Prompt: Copy out the items word for word, from the first line of the items through the line that contains "sidebar-item-label: Appearance bbox=[74, 496, 165, 514]", both included.
--- start of Records for processing ---
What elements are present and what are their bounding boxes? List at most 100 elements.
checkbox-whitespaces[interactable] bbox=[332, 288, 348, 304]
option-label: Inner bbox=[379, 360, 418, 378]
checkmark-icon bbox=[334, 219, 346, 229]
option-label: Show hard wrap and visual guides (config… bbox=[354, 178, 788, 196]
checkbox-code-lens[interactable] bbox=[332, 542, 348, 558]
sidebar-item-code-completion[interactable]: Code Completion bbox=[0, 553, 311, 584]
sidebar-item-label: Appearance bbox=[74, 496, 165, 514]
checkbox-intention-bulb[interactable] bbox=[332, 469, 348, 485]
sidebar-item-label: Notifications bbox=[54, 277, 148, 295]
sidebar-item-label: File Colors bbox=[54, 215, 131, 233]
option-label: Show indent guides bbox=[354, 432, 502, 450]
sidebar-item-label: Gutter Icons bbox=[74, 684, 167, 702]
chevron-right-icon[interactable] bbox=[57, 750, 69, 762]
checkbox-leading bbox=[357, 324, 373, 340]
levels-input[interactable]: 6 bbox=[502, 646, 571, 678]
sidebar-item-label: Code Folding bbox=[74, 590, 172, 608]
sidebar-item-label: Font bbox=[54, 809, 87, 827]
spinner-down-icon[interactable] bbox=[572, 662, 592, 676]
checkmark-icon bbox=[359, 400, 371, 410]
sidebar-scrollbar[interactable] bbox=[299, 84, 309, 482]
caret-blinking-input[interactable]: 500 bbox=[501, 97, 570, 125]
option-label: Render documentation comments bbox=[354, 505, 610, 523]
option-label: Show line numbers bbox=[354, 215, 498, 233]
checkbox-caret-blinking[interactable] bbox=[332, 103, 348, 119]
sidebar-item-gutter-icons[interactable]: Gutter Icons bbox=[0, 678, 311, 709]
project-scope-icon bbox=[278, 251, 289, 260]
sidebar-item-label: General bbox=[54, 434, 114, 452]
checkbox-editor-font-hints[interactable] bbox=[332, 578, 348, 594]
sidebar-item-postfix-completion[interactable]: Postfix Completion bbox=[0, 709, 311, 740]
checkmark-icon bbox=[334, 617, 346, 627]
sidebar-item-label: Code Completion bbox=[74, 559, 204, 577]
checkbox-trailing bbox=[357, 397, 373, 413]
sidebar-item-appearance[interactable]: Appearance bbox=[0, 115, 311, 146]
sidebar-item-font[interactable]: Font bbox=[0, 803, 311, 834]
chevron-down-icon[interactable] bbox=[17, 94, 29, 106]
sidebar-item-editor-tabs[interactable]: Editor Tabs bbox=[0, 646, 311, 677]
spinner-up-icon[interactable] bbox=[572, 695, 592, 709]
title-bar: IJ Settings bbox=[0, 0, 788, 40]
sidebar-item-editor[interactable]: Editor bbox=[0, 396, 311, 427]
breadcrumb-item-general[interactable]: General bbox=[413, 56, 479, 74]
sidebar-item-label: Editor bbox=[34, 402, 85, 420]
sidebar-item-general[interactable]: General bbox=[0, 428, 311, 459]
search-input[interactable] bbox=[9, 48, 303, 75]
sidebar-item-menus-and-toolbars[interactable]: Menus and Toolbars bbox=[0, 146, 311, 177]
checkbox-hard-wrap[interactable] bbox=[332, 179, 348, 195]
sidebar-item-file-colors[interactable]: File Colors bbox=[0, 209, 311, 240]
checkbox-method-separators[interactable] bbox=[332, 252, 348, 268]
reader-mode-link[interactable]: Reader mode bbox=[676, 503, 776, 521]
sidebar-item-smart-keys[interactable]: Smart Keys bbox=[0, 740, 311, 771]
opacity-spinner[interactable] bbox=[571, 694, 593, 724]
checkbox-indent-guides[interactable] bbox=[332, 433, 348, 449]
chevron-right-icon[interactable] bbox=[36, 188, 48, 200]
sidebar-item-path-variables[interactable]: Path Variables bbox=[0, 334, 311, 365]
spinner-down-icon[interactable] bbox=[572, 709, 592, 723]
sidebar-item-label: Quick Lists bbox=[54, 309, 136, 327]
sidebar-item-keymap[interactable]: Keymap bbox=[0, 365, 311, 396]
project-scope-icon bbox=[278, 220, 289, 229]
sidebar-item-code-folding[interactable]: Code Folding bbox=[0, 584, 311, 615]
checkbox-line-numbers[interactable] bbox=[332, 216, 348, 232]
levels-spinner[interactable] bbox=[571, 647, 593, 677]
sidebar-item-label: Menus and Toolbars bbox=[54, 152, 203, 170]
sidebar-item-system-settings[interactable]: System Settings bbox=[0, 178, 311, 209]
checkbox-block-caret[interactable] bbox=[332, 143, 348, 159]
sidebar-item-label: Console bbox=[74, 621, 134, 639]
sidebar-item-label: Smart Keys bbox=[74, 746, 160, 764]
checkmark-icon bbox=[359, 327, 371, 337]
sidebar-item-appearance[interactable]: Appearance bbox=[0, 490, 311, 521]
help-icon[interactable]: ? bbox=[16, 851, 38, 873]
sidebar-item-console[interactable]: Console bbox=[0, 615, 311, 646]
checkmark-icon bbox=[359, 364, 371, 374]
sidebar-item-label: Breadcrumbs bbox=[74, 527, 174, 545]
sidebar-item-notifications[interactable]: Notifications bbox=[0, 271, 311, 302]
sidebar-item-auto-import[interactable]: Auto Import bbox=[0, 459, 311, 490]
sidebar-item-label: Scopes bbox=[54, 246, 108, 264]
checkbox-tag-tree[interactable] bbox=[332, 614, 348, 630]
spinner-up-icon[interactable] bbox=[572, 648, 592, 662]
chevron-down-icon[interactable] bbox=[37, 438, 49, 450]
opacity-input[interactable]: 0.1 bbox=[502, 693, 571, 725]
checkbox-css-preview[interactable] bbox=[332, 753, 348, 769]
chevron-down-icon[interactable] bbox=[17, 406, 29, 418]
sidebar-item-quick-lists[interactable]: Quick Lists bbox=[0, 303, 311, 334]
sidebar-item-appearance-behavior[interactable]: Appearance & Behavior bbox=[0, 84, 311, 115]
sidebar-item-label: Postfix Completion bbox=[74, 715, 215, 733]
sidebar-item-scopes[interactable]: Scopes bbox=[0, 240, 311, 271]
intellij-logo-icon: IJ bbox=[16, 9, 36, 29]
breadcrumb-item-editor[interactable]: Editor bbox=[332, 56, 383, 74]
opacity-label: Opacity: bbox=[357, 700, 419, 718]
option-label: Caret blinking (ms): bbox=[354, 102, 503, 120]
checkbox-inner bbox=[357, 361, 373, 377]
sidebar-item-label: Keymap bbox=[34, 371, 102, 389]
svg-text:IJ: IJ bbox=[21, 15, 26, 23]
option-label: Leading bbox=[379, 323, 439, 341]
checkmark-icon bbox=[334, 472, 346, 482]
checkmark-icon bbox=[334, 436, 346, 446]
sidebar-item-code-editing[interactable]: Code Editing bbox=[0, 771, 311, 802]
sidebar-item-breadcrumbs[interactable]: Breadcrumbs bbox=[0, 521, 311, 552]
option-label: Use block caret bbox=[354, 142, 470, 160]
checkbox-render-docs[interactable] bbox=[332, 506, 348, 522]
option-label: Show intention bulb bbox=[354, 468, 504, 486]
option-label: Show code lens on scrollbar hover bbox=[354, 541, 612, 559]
--- end of Records for processing ---
Written solution:
What elements are present and what are their bounding boxes? List at most 100 elements.
checkbox-whitespaces[interactable] bbox=[332, 288, 348, 304]
option-label: Inner bbox=[379, 360, 418, 378]
checkmark-icon bbox=[334, 219, 346, 229]
option-label: Show hard wrap and visual guides (config… bbox=[354, 178, 788, 196]
checkbox-code-lens[interactable] bbox=[332, 542, 348, 558]
sidebar-item-code-completion[interactable]: Code Completion bbox=[0, 553, 311, 584]
sidebar-item-label: Appearance bbox=[74, 496, 165, 514]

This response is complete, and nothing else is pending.